**SEÇÃO DO DOCUMENTO**
◇ ◇ ◇ ◇ ◇ ◇ ◇

Kellner (2001) nos explica que os primeiros estudos a cerca da sociedade e em nível cultural começaram a surgir em debates acadêmicos na perspectiva de teorias surgidas em meados dos anos 60, “quando a proliferação de novos discursos emanou da teoria pósestruturalista”. (2001, p.35) O pós-estruturalismo rejeitou as teorias totalizadoras e universalizantes do estruturalismo e fomentou debates a cerca da linguagem, da política e da cultura. Nos Estados Unidos, entre as décadas de 50 e 60, os primeiros debates a cerca do feminismo introduziram a possibilidade de novos estudos e pesquisas quanto às identidades socioculturais, que mais tarde com reforço da psicanálise amplia às discussões para gênero, raça etc. Como nos afirma o autor “segundo o folclore antropológico e sociológico, nas sociedades tradicionais a identidade era fixa, sólida e estável”. (2001, p.295) O conceito identidade só começa a ser estudado recentemente e, de forma paralela levantando questionamentos e críticas, é enquadrado numa reflexão do homem quanto sua própria ocupação cultural em diferentes instantes sociais. Se, na idade moderna a identidade era retratada por um discurso focado especificamente em torno da ocupação profissional dos indivíduos na sociedade industrial, na contemporaneidade, tida, para o autor, como pós-moderna, as representações das identidades pelos meios de comunicação são vinculadas ao consumo, ao lazer. A propaganda vende produtos e visões de mundo por meio de imagens, retórica e slogans justapostos em anúncios nos quais são postos em ação tremendos recursos artísticos, psicológicos e mercadológicos. Tais anúncios expressam e reforçam imagens dominantes de sexo, pondo homens e mulheres em posições de sujeitos bem específicas. (KELLNER, 2001. 322)

◇ ◇ ◇ ◇ ◇ ◇ ◇

**EXTRATO DE DADOS**
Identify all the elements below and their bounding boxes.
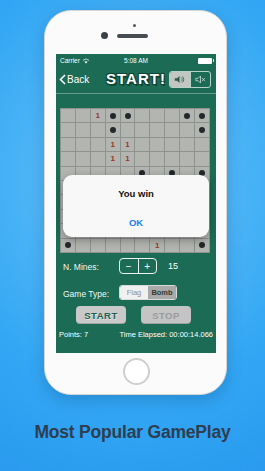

◇ ◇ ◇ ◇ ◇ ◇ ◇

**TAREFA PROPOSTA**
Liste todos os tipos de recursos que, segundo a seção do documento sobre identidade e propaganda, são postos em ação nos anúncios.

**RESPOSTA DO EXERCÍCIO**
- artísticos
- psicológicos
- mercadológicos